__What the exercise asks__. Repeat the material below word for word and leave out all pictures.

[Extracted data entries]
•••
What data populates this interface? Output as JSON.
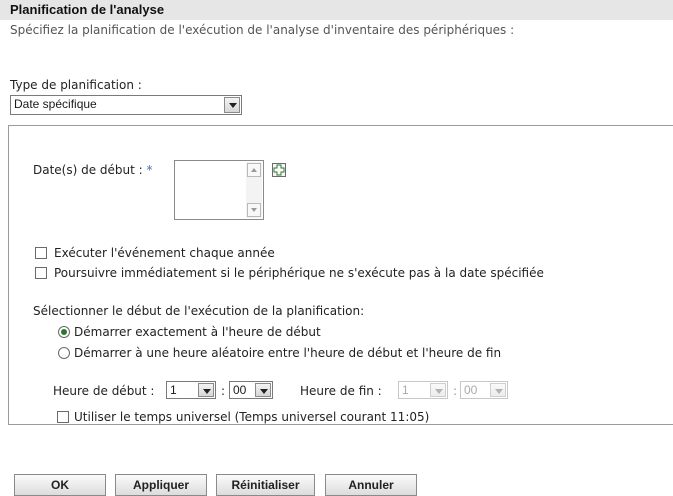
{
  "header": {
    "title": "Planification de l'analyse"
  },
  "description": "Spécifiez la planification de l'exécution de l'analyse d'inventaire des périphériques :",
  "schedule_type": {
    "label": "Type de planification :",
    "value": "Date spécifique"
  },
  "start_dates": {
    "label": "Date(s) de début :",
    "required_mark": "*"
  },
  "options": {
    "yearly": "Exécuter l'événement chaque année",
    "immediate": "Poursuivre immédiatement si le périphérique ne s'exécute pas à la date spécifiée"
  },
  "start_selection": {
    "label": "Sélectionner le début de l'exécution de la planification:",
    "exact": "Démarrer exactement à l'heure de début",
    "random": "Démarrer à une heure aléatoire entre l'heure de début et l'heure de fin",
    "selected": "exact"
  },
  "time": {
    "start_label": "Heure de début :",
    "start_hour": "1",
    "sep": ":",
    "start_min": "00",
    "end_label": "Heure de fin :",
    "end_hour": "1",
    "end_min": "00"
  },
  "utc": {
    "label": "Utiliser le temps universel (Temps universel courant 11:05)"
  },
  "buttons": {
    "ok": "OK",
    "apply": "Appliquer",
    "reset": "Réinitialiser",
    "cancel": "Annuler"
  },
  "colors": {
    "header_bg": "#e6e6e6",
    "required": "#4a6aa8",
    "radio_selected": "#2a7a2a"
  }
}
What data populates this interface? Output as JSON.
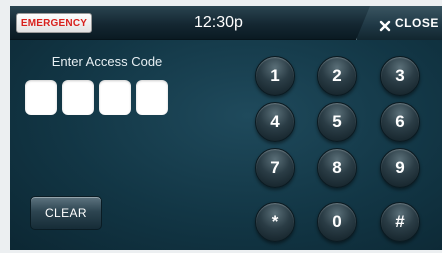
{
  "topbar": {
    "emergency_label": "EMERGENCY",
    "time": "12:30p",
    "close_label": "CLOSE",
    "close_icon": "close-icon"
  },
  "access": {
    "prompt": "Enter Access Code",
    "slots": [
      "",
      "",
      "",
      ""
    ]
  },
  "keypad": {
    "keys": [
      "1",
      "2",
      "3",
      "4",
      "5",
      "6",
      "7",
      "8",
      "9",
      "*",
      "0",
      "#"
    ]
  },
  "clear_label": "CLEAR",
  "colors": {
    "background": "#123645",
    "emergency_text": "#d8201c",
    "text": "#ffffff"
  }
}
•••
__Exercise response__.
What data populates this interface? Output as JSON.
{
  "header": {
    "title": "Planification de l'analyse"
  },
  "description": "Spécifiez la planification de l'exécution de l'analyse d'inventaire des périphériques :",
  "schedule_type": {
    "label": "Type de planification :",
    "value": "Date spécifique"
  },
  "start_dates": {
    "label": "Date(s) de début :",
    "required_mark": "*"
  },
  "options": {
    "yearly": "Exécuter l'événement chaque année",
    "immediate": "Poursuivre immédiatement si le périphérique ne s'exécute pas à la date spécifiée"
  },
  "start_selection": {
    "label": "Sélectionner le début de l'exécution de la planification:",
    "exact": "Démarrer exactement à l'heure de début",
    "random": "Démarrer à une heure aléatoire entre l'heure de début et l'heure de fin",
    "selected": "exact"
  },
  "time": {
    "start_label": "Heure de début :",
    "start_hour": "1",
    "sep": ":",
    "start_min": "00",
    "end_label": "Heure de fin :",
    "end_hour": "1",
    "end_min": "00"
  },
  "utc": {
    "label": "Utiliser le temps universel (Temps universel courant 11:05)"
  },
  "buttons": {
    "ok": "OK",
    "apply": "Appliquer",
    "reset": "Réinitialiser",
    "cancel": "Annuler"
  },
  "colors": {
    "header_bg": "#e6e6e6",
    "required": "#4a6aa8",
    "radio_selected": "#2a7a2a"
  }
}
What data populates this interface? Output as JSON.
{
  "topbar": {
    "emergency_label": "EMERGENCY",
    "time": "12:30p",
    "close_label": "CLOSE",
    "close_icon": "close-icon"
  },
  "access": {
    "prompt": "Enter Access Code",
    "slots": [
      "",
      "",
      "",
      ""
    ]
  },
  "keypad": {
    "keys": [
      "1",
      "2",
      "3",
      "4",
      "5",
      "6",
      "7",
      "8",
      "9",
      "*",
      "0",
      "#"
    ]
  },
  "clear_label": "CLEAR",
  "colors": {
    "background": "#123645",
    "emergency_text": "#d8201c",
    "text": "#ffffff"
  }
}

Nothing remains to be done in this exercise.